- Task 1
Decide whether each statement below agrees with the asthma forum post: (a) RAST testing would have to be done at the hospital; (b) results from the bloodwork come back within one week; (c) the nasal crease is a line across the bridge of the nose caused by repeated rubbing. For each, answer yes or no and quote the words of the post that decide it.
- Task 2
According to the asthma forum post, what should be asked about if a referral is obtained?
- Task 3
From the asthma forum post, extract the passage from "Oh! And if you" up to and including "doctor or the ER.".

Originally Posted by Shelby_36
I've never heard of RAST testing. Do you think a smaller city would have an allergist with this or is it mostly at the big medical facilities?
At this point we've just been seeing our Family Dr. She is really good and she has been reluctant to do the allergist thing because she knows what they will do as soon as they get her.
She did say yesterday about the pneumonia component of it and possibly sending her to a pulmonary specialist at some point.
She's feeling better now..I gave her cough med for the croupy cough and it had codiene in it so she is sleepy. Her breathing is better and she can have another neubulizer in an hour. She told me a few minutes ago she knew what wwould make her feel better ...a kiss.... too cute.
A small city should have an allergy/asthma clinic. If you get a referral, the allergist would tell you whether or not he/she feels that your child has allergies. There are a few outward symptoms of allergies that the doctor looks for - one that's common in children is the nasal crease, which is a line that goes across the bridge of the nose that results from repeated rubbing.
The RAST testing would have to be done at the hospital, though. I believe the bloodwork is also a sendout, so it could take up to three weeks to get results back.
Do you have any pets in your home? Plants?
Pulmonary specialists - the good thing about pediatric pulmonologists is that most of them think of allergies playing a role in asthma first. Most are equipped with the supplies needed to test for allergies in young patients. So, either an allergist referral or a pulmonologist would be an excellent idea.
Oh! And if you do get a referral, ask the doctor about obtaining a peak flow meter. Most children around your daughter's age are capable of doing peak flows. What this helps with is determining how she's responding to treatment, when her asthma symptoms are minimal, and when the asthma is bad enough to go to the doctor or the ER.
Glad to hear she's doing a little better.
Asthma sometimes seems to be much worse for people in the morning (especially with a virus!). Around 3PM, it gets better, and then at night it can get bad again.

- Records shown
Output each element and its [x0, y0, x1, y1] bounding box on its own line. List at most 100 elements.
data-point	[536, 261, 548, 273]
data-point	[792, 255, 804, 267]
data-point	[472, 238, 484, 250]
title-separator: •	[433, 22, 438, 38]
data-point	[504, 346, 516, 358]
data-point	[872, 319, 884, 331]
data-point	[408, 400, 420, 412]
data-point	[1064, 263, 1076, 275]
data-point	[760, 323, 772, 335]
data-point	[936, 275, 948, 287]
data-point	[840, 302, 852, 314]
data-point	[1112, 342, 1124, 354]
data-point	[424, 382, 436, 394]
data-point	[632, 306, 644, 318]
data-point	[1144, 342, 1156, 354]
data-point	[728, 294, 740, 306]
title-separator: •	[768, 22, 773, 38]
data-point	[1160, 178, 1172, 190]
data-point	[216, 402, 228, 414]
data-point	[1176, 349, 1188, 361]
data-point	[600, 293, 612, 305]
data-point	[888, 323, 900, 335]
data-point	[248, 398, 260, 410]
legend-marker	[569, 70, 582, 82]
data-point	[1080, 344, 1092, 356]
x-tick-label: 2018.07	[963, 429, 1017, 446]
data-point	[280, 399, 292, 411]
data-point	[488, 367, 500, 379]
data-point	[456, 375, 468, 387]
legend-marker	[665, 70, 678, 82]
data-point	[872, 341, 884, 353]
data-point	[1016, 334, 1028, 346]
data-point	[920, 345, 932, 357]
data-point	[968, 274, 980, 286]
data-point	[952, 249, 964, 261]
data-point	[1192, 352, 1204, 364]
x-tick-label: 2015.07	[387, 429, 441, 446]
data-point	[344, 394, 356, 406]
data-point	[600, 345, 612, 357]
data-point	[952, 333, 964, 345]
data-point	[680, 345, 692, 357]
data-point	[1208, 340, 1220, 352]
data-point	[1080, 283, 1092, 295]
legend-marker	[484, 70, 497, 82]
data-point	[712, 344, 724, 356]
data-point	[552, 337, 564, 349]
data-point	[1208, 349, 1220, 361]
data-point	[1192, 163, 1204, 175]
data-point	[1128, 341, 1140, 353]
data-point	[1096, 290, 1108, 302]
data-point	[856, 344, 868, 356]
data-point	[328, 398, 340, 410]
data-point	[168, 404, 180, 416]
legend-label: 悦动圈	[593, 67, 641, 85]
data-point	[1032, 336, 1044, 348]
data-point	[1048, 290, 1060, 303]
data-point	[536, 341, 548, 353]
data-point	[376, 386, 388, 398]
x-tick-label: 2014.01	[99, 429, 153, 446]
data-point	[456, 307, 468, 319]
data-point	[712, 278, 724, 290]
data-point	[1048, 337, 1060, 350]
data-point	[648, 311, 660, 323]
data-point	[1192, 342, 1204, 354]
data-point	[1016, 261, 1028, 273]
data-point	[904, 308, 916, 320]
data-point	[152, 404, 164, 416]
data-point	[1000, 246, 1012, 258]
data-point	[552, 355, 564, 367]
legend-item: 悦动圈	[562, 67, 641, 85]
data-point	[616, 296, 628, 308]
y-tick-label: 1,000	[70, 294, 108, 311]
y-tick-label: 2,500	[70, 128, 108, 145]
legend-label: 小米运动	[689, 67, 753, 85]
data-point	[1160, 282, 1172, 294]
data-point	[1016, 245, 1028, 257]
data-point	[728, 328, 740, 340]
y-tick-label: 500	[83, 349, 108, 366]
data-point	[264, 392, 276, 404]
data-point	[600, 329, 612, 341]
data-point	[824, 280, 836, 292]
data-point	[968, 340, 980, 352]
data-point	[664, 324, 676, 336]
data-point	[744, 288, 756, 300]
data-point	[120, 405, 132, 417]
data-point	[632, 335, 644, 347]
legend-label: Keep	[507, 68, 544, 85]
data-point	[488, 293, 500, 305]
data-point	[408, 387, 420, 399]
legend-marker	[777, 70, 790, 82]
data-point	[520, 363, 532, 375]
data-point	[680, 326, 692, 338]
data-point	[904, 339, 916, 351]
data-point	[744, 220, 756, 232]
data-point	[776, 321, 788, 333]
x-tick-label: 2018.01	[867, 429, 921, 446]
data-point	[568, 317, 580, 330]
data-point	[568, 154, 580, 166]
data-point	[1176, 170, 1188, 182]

- Result 1
(a) Yes: "The RAST testing would have to be done at the hospital, though."
(b) No: "it could take up to three weeks to get results back."
(c) Yes: "the nasal crease, which is a line that goes across the bridge of the nose that results from repeated rubbing."

- Result 2
The doctor should be asked about obtaining a peak flow meter.

- Result 3
Oh! And if you do get a referral, ask the doctor about obtaining a peak flow meter. Most children around your daughter's age are capable of doing peak flows. What this helps with is determining how she's responding to treatment, when her asthma symptoms are minimal, and when the asthma is bad enough to go to the doctor or the ER.